» **Goal**
Retype all of the listing exactly, passing over any picture you find.

════════════════

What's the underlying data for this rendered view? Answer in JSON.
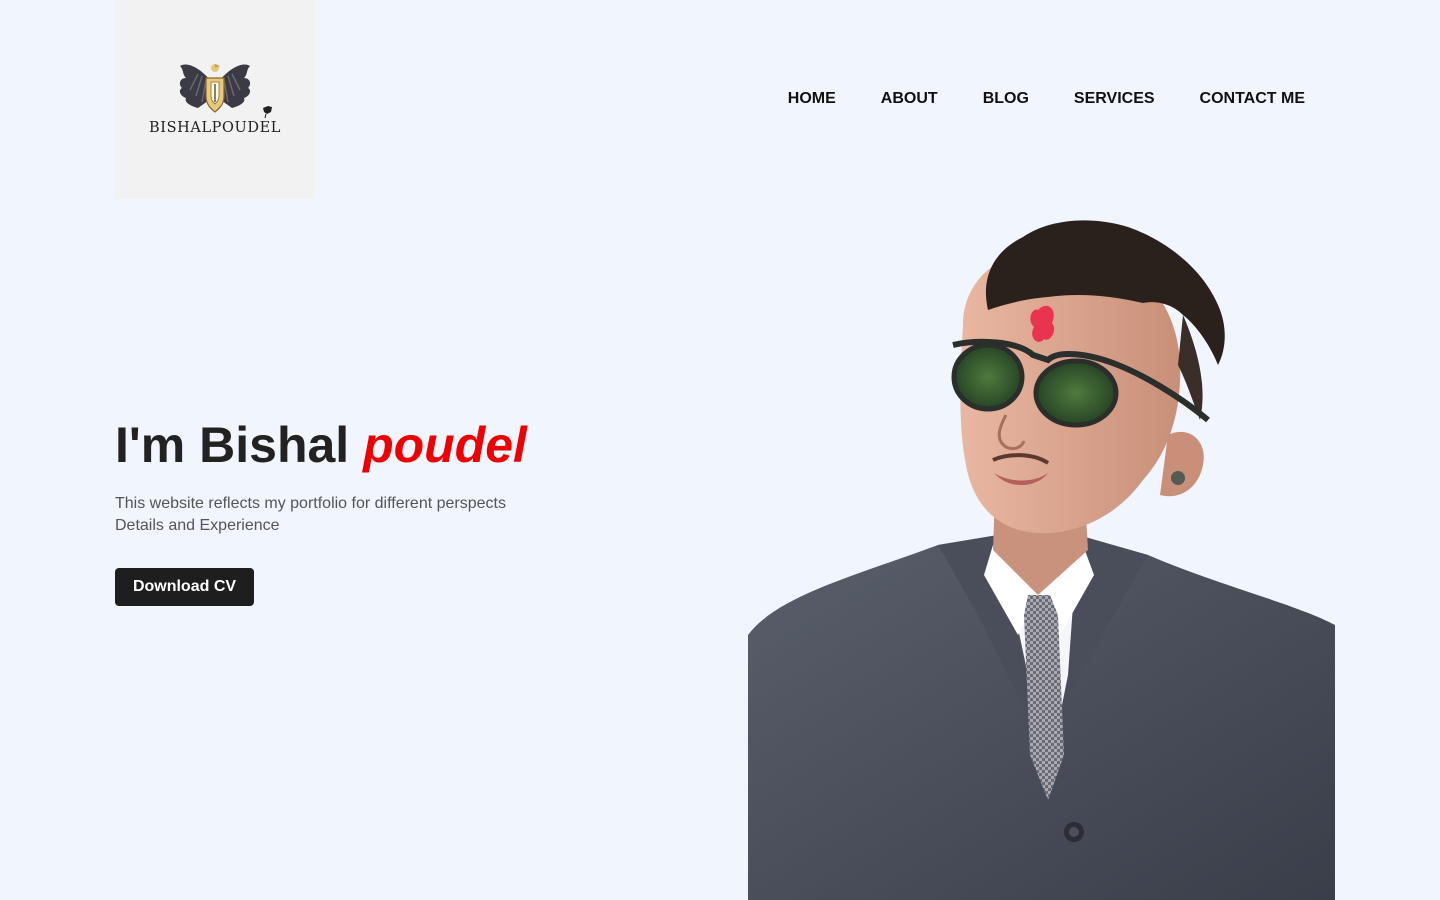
{
  "brand": {
    "logo_text": "BISHALPOUDEL",
    "icon": "eagle-wings-crest-icon"
  },
  "nav": {
    "items": [
      {
        "label": "HOME"
      },
      {
        "label": "ABOUT"
      },
      {
        "label": "BLOG"
      },
      {
        "label": "SERVICES"
      },
      {
        "label": "CONTACT ME"
      }
    ]
  },
  "hero": {
    "title_prefix": "I'm Bishal ",
    "title_accent": "poudel",
    "description_line1": "This website reflects my portfolio for different perspects",
    "description_line2": "Details and Experience",
    "cta_label": "Download CV"
  },
  "colors": {
    "background": "#f0f5fe",
    "accent": "#ee0000",
    "button_bg": "#1e1e1e",
    "text_dark": "#222222",
    "text_muted": "#555555"
  }
}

════════════════

» **Exercise result**
What's the underlying data for this rendered view? Answer in JSON.
{
  "brand": {
    "logo_text": "BISHALPOUDEL",
    "icon": "eagle-wings-crest-icon"
  },
  "nav": {
    "items": [
      {
        "label": "HOME"
      },
      {
        "label": "ABOUT"
      },
      {
        "label": "BLOG"
      },
      {
        "label": "SERVICES"
      },
      {
        "label": "CONTACT ME"
      }
    ]
  },
  "hero": {
    "title_prefix": "I'm Bishal ",
    "title_accent": "poudel",
    "description_line1": "This website reflects my portfolio for different perspects",
    "description_line2": "Details and Experience",
    "cta_label": "Download CV"
  },
  "colors": {
    "background": "#f0f5fe",
    "accent": "#ee0000",
    "button_bg": "#1e1e1e",
    "text_dark": "#222222",
    "text_muted": "#555555"
  }
}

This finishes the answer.